Rows »
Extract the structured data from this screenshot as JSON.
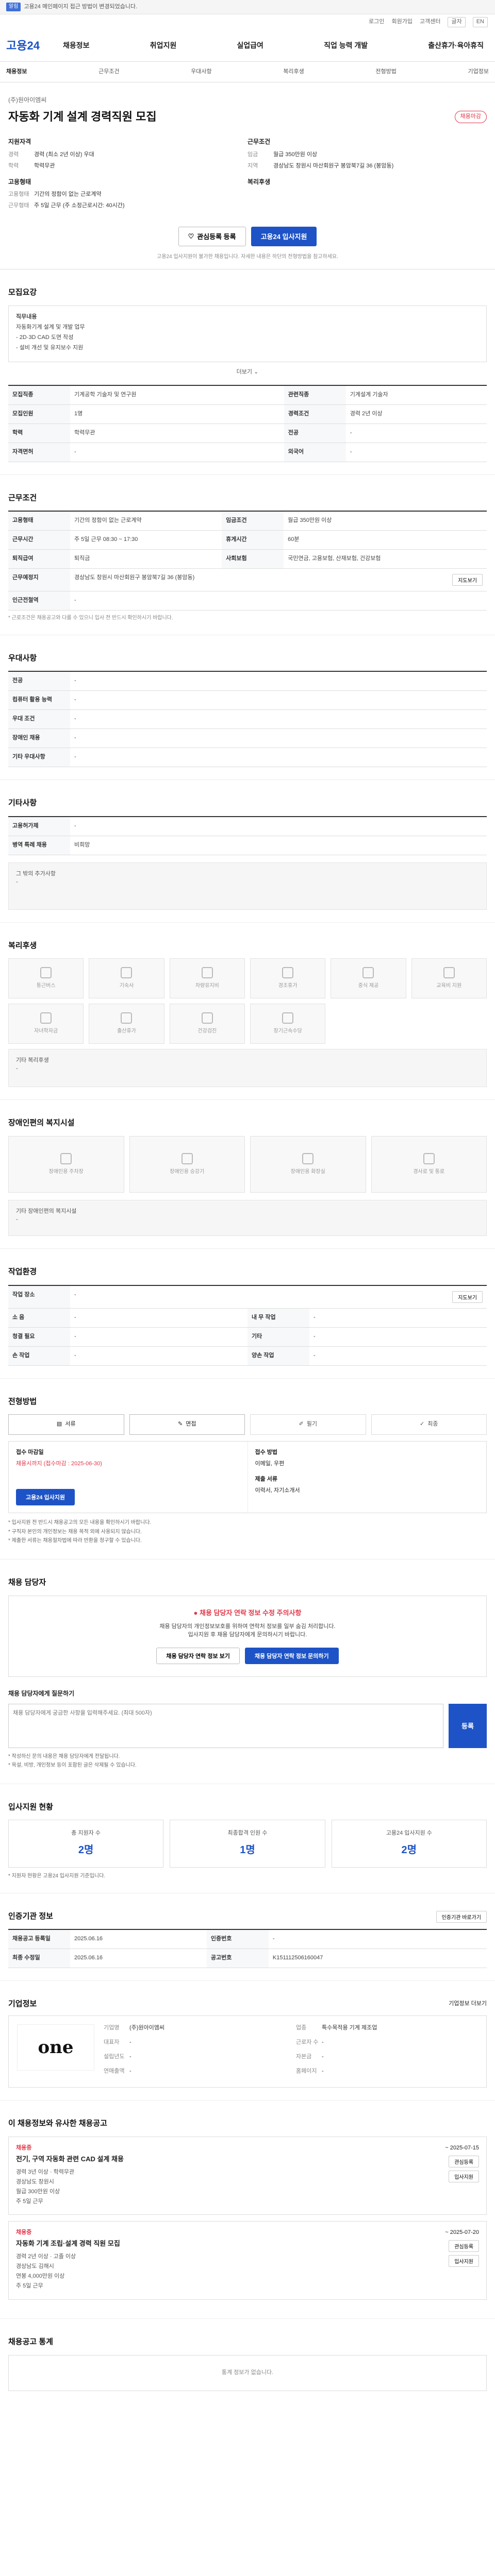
{
  "topbar": {
    "badge": "알림",
    "text": "고용24 메인페이지 접근 방법이 변경되었습니다."
  },
  "util": {
    "items": [
      "로그인",
      "회원가입",
      "고객센터"
    ],
    "font": "글자",
    "en": "EN"
  },
  "header": {
    "logo": "고용24",
    "gnb": [
      "채용정보",
      "취업지원",
      "실업급여",
      "직업 능력 개발",
      "출산휴가·육아휴직"
    ]
  },
  "subnav": [
    "채용정보",
    "근무조건",
    "우대사항",
    "복리후생",
    "전형방법",
    "기업정보"
  ],
  "title": {
    "company": "(주)원아이엠씨",
    "job_title": "자동화 기계 설계 경력직원 모집",
    "badge": "채용마감",
    "qual_head": "지원자격",
    "cond_head": "근무조건",
    "qual": [
      {
        "k": "경력",
        "v": "경력 (최소 2년 이상) 우대"
      },
      {
        "k": "학력",
        "v": "학력무관"
      }
    ],
    "cond": [
      {
        "k": "임금",
        "v": "월급 350만원 이상"
      },
      {
        "k": "지역",
        "v": "경상남도 창원시 마산회원구 봉암북7길 36 (봉암동)"
      }
    ],
    "type_head": "고용형태",
    "type": [
      {
        "k": "고용형태",
        "v": "기간의 정함이 없는 근로계약"
      },
      {
        "k": "근무형태",
        "v": "주 5일 근무 (주 소정근로시간: 40시간)"
      }
    ],
    "welfare_head": "복리후생",
    "btn_interest": "관심등록 등록",
    "btn_apply": "고용24 입사지원",
    "notice": "고용24 입사지원이 불가한 채용입니다. 자세한 내용은 하단의 전형방법을 참고하세요."
  },
  "main_section": {
    "title": "모집요강",
    "duty_head": "직무내용",
    "duty": [
      "자동화기계 설계 및 개발 업무",
      "- 2D·3D CAD 도면 작성",
      "- 설비 개선 및 유지보수 지원"
    ],
    "more": "더보기",
    "rows": [
      {
        "k": "모집직종",
        "v": "기계공학 기술자 및 연구원",
        "k2": "관련직종",
        "v2": "기계설계 기술자"
      },
      {
        "k": "모집인원",
        "v": "1명",
        "k2": "경력조건",
        "v2": "경력 2년 이상"
      },
      {
        "k": "학력",
        "v": "학력무관",
        "k2": "전공",
        "v2": "-"
      },
      {
        "k": "자격면허",
        "v": "-",
        "k2": "외국어",
        "v2": "-"
      }
    ]
  },
  "work_section": {
    "title": "근무조건",
    "rows": [
      {
        "k": "고용형태",
        "v": "기간의 정함이 없는 근로계약",
        "k2": "임금조건",
        "v2": "월급 350만원 이상"
      },
      {
        "k": "근무시간",
        "v": "주 5일 근무 08:30 ~ 17:30",
        "k2": "휴게시간",
        "v2": "60분"
      },
      {
        "k": "퇴직급여",
        "v": "퇴직금",
        "k2": "사회보험",
        "v2": "국민연금, 고용보험, 산재보험, 건강보험"
      },
      {
        "k": "근무예정지",
        "v": "경상남도 창원시 마산회원구 봉암북7길 36 (봉암동)",
        "k2": "",
        "v2": ""
      },
      {
        "k": "인근전철역",
        "v": "-",
        "k2": "",
        "v2": ""
      }
    ],
    "map_btn": "지도보기",
    "note": "* 근로조건은 채용공고와 다를 수 있으니 입사 전 반드시 확인하시기 바랍니다."
  },
  "pref_section": {
    "title": "우대사항",
    "rows": [
      {
        "k": "전공",
        "v": "-"
      },
      {
        "k": "컴퓨터 활용 능력",
        "v": "-"
      },
      {
        "k": "우대 조건",
        "v": "-"
      },
      {
        "k": "장애인 채용",
        "v": "-"
      },
      {
        "k": "기타 우대사항",
        "v": "-"
      }
    ]
  },
  "etc_section": {
    "title": "기타사항",
    "rows": [
      {
        "k": "고용허가제",
        "v": "-"
      },
      {
        "k": "병역 특례 채용",
        "v": "비희망"
      }
    ],
    "extra": "그 밖의 추가사항",
    "extra_val": "-"
  },
  "welfare_section": {
    "title": "복리후생",
    "icons": [
      "통근버스",
      "기숙사",
      "차량유지비",
      "경조휴가",
      "중식 제공",
      "교육비 지원",
      "자녀학자금",
      "출산휴가",
      "건강검진",
      "장기근속수당"
    ],
    "extra_head": "기타 복리후생",
    "extra_val": "-"
  },
  "disabled_section": {
    "title": "장애인편의 복지시설",
    "icons": [
      "장애인용 주차장",
      "장애인용 승강기",
      "장애인용 화장실",
      "경사로 및 통로"
    ],
    "extra_head": "기타 장애인편의 복지시설",
    "extra_val": "-"
  },
  "env_section": {
    "title": "작업환경",
    "rows": [
      {
        "k": "작업 장소",
        "v": "-",
        "k2": "",
        "v2": ""
      },
      {
        "k": "소 음",
        "v": "-",
        "k2": "내 무 작업",
        "v2": "-"
      },
      {
        "k": "청결 필요",
        "v": "-",
        "k2": "기타",
        "v2": "-"
      },
      {
        "k": "손 작업",
        "v": "-",
        "k2": "양손 작업",
        "v2": "-"
      }
    ],
    "map_btn": "지도보기"
  },
  "process_section": {
    "title": "전형방법",
    "steps": [
      "서류",
      "면접",
      "필기",
      "최종"
    ],
    "apply_head": "접수 마감일",
    "apply_val": "채용시까지 (접수마감 : 2025-06-30)",
    "method_head": "접수 방법",
    "method_val": "이메일, 우편",
    "doc_head": "제출 서류",
    "doc_val": "이력서, 자기소개서",
    "btn": "고용24 입사지원",
    "bullets": [
      "* 입사지원 전 반드시 채용공고의 모든 내용을 확인하시기 바랍니다.",
      "* 구직자 본인의 개인정보는 채용 목적 외에 사용되지 않습니다.",
      "* 제출한 서류는 채용절차법에 따라 반환을 청구할 수 있습니다."
    ]
  },
  "contact_section": {
    "title": "채용 담당자",
    "warn_title": "채용 담당자 연락 정보 수정 주의사항",
    "warn_lines": [
      "채용 담당자의 개인정보보호를 위하여 연락처 정보를 일부 숨김 처리합니다.",
      "입사지원 후 채용 담당자에게 문의하시기 바랍니다."
    ],
    "btn1": "채용 담당자 연락 정보 보기",
    "btn2": "채용 담당자 연락 정보 문의하기",
    "inq_head": "채용 담당자에게 질문하기",
    "inq_placeholder": "채용 담당자에게 궁금한 사항을 입력해주세요. (최대 500자)",
    "send": "등록",
    "bullets": [
      "* 작성하신 문의 내용은 채용 담당자에게 전달됩니다.",
      "* 욕설, 비방, 개인정보 등이 포함된 글은 삭제될 수 있습니다."
    ]
  },
  "status_section": {
    "title": "입사지원 현황",
    "cards": [
      {
        "lbl": "총 지원자 수",
        "num": "2명"
      },
      {
        "lbl": "최종합격 인원 수",
        "num": "1명"
      },
      {
        "lbl": "고용24 입사지원 수",
        "num": "2명"
      }
    ],
    "note": "* 지원자 현황은 고용24 입사지원 기준입니다."
  },
  "info_section": {
    "title": "인증기관 정보",
    "btn": "인증기관 바로가기",
    "rows": [
      {
        "k": "채용공고 등록일",
        "v": "2025.06.16",
        "k2": "인증번호",
        "v2": "-"
      },
      {
        "k": "최종 수정일",
        "v": "2025.06.16",
        "k2": "공고번호",
        "v2": "K151112506160047"
      }
    ]
  },
  "company_section": {
    "title": "기업정보",
    "more": "기업정보 더보기",
    "logo": "one",
    "info": [
      {
        "k": "기업명",
        "v": "(주)원아이엠씨"
      },
      {
        "k": "업종",
        "v": "특수목적용 기계 제조업"
      },
      {
        "k": "대표자",
        "v": "-"
      },
      {
        "k": "근로자 수",
        "v": "-"
      },
      {
        "k": "설립년도",
        "v": "-"
      },
      {
        "k": "자본금",
        "v": "-"
      },
      {
        "k": "연매출액",
        "v": "-"
      },
      {
        "k": "홈페이지",
        "v": "-"
      }
    ]
  },
  "rec_section": {
    "title": "이 채용정보와 유사한 채용공고",
    "items": [
      {
        "tag": "채용중",
        "title": "전기, 구역 자동화 관련 CAD 설계 채용",
        "meta1": "경력 3년 이상 · 학력무관",
        "meta2": "경상남도 창원시",
        "meta3": "월급 300만원 이상",
        "meta4": "주 5일 근무",
        "date": "~ 2025-07-15",
        "btn1": "관심등록",
        "btn2": "입사지원"
      },
      {
        "tag": "채용중",
        "title": "자동화 기계 조립·설계 경력 직원 모집",
        "meta1": "경력 2년 이상 · 고졸 이상",
        "meta2": "경상남도 김해시",
        "meta3": "연봉 4,000만원 이상",
        "meta4": "주 5일 근무",
        "date": "~ 2025-07-20",
        "btn1": "관심등록",
        "btn2": "입사지원"
      }
    ]
  },
  "stat_section": {
    "title": "채용공고 통계",
    "text": "통계 정보가 없습니다."
  }
}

Direction » Go through the lines above. Select every one that has the string "담당자에게".

Reply to the task »
      "입사지원 후 채용 담당자에게 문의하시기 바랍니다."
    "inq_head": "채용 담당자에게 질문하기",
    "inq_placeholder": "채용 담당자에게 궁금한 사항을 입력해주세요. (최대 500자)",
      "* 작성하신 문의 내용은 채용 담당자에게 전달됩니다.",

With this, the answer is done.